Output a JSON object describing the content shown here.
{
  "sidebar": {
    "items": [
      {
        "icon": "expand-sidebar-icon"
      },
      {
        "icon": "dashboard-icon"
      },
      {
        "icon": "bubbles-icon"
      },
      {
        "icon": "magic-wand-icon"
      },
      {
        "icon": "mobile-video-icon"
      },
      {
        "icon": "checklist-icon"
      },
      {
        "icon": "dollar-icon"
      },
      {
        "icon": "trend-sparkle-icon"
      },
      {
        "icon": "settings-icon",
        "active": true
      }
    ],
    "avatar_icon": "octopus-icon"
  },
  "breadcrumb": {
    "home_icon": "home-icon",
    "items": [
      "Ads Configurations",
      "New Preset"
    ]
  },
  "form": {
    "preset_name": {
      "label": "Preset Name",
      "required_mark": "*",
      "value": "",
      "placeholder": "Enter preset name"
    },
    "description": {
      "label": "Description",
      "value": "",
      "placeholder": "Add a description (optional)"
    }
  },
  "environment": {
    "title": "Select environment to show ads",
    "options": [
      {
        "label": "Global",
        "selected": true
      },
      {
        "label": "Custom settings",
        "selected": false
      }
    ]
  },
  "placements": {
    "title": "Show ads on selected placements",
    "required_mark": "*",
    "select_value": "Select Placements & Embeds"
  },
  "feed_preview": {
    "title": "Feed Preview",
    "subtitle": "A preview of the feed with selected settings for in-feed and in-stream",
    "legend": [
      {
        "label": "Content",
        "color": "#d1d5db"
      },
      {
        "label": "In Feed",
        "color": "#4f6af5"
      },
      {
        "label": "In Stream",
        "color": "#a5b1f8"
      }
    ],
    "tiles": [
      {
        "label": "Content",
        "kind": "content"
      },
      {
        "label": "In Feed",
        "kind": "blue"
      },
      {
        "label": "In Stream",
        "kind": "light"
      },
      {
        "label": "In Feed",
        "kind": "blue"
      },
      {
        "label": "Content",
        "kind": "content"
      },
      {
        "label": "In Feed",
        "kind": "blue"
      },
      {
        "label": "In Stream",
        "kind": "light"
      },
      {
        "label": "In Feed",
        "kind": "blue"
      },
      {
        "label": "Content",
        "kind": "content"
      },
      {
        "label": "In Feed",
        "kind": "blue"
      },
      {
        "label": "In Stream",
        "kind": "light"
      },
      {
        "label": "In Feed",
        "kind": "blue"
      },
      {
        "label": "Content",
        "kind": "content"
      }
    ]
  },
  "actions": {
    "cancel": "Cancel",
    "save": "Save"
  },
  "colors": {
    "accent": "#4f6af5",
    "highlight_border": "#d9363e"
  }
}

What you need to do ::
Copy all lines from the material that contain "placeholder".

Exercise answer ::
      "placeholder": "Enter preset name"
      "placeholder": "Add a description (optional)"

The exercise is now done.